Raw records |

▬▬▬

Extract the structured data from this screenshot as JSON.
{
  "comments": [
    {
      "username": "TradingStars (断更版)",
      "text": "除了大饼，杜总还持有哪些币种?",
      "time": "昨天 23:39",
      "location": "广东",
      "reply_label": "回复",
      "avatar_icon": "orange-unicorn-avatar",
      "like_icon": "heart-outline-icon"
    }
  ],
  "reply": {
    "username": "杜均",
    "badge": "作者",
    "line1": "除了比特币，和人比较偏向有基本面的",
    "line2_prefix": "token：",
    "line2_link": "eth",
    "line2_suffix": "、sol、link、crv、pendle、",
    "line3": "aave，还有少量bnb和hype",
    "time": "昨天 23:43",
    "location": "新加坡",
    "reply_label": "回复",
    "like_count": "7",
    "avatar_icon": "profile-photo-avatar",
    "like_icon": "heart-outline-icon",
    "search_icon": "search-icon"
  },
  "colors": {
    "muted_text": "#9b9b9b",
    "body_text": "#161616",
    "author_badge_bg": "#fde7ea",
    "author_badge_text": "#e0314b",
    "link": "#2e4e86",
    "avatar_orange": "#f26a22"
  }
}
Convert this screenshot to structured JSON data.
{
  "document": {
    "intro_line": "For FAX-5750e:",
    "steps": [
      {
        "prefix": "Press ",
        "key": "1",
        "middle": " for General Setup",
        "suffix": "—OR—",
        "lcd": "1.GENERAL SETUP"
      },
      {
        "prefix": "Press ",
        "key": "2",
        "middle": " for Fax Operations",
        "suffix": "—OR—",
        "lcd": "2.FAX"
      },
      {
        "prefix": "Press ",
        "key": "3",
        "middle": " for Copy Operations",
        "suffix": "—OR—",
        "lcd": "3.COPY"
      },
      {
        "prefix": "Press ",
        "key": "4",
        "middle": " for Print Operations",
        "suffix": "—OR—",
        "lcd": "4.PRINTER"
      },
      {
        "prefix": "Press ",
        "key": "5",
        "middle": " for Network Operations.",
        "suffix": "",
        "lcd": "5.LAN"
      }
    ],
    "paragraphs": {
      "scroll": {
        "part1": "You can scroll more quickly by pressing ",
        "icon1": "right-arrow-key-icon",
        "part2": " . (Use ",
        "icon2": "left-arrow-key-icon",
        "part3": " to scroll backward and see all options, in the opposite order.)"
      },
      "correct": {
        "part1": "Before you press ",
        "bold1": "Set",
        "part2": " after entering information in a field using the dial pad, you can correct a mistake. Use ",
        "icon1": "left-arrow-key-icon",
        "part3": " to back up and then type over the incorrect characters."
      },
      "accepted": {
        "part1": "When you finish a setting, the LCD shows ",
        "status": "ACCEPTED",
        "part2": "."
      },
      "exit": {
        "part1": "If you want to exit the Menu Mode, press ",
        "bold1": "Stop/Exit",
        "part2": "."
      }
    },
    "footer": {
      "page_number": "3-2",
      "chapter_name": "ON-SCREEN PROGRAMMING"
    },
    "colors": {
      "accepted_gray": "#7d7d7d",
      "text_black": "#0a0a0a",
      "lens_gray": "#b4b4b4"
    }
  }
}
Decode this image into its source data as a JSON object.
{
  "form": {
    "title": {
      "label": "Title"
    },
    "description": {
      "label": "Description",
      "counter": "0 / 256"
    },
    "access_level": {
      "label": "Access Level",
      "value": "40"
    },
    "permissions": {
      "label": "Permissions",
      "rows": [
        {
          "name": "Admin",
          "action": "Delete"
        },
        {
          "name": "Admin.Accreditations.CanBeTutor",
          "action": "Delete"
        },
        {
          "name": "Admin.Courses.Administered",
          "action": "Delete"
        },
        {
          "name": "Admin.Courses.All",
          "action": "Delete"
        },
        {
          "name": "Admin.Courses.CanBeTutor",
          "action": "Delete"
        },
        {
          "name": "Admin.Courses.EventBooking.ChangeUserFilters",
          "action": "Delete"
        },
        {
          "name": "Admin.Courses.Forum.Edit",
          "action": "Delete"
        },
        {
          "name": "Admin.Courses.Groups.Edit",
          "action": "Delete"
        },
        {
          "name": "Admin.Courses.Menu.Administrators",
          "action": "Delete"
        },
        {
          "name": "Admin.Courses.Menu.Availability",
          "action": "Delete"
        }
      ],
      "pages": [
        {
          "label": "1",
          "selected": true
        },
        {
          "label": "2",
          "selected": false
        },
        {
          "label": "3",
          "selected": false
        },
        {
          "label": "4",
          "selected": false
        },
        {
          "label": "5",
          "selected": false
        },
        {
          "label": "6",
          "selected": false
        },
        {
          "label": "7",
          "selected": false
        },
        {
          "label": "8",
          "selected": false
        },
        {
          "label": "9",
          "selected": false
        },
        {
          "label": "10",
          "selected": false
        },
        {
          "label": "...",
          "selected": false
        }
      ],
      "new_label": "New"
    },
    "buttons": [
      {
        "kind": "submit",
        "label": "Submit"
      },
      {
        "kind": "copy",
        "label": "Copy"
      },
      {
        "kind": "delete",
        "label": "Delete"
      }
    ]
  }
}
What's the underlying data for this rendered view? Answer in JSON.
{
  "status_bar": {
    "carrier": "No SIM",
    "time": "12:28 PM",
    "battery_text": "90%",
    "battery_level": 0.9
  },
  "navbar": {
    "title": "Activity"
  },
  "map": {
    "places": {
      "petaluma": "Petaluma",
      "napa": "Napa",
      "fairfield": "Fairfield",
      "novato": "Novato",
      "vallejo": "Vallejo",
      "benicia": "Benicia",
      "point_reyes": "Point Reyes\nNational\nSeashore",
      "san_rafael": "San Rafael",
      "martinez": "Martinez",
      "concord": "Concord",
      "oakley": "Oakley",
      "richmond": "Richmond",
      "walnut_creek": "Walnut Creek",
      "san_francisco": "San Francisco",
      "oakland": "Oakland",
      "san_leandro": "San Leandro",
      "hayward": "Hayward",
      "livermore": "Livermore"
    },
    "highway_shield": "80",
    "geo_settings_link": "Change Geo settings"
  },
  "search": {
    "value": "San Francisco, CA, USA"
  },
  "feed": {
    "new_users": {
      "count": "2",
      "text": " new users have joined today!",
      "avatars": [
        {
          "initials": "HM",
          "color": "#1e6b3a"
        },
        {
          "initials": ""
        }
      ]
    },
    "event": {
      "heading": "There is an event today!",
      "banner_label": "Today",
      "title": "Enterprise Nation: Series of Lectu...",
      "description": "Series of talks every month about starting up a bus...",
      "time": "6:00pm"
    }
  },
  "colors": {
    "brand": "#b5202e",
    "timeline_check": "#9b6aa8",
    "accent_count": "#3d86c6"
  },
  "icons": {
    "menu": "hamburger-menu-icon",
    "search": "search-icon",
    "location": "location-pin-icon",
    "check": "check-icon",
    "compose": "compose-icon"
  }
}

▬▬▬

Exercise directions | Pull out all lines from the entries above that include the word "screenshot".

Answer to this problem |
Extract the structured data from this screenshot as JSON.
Convert this screenshot to structured JSON data.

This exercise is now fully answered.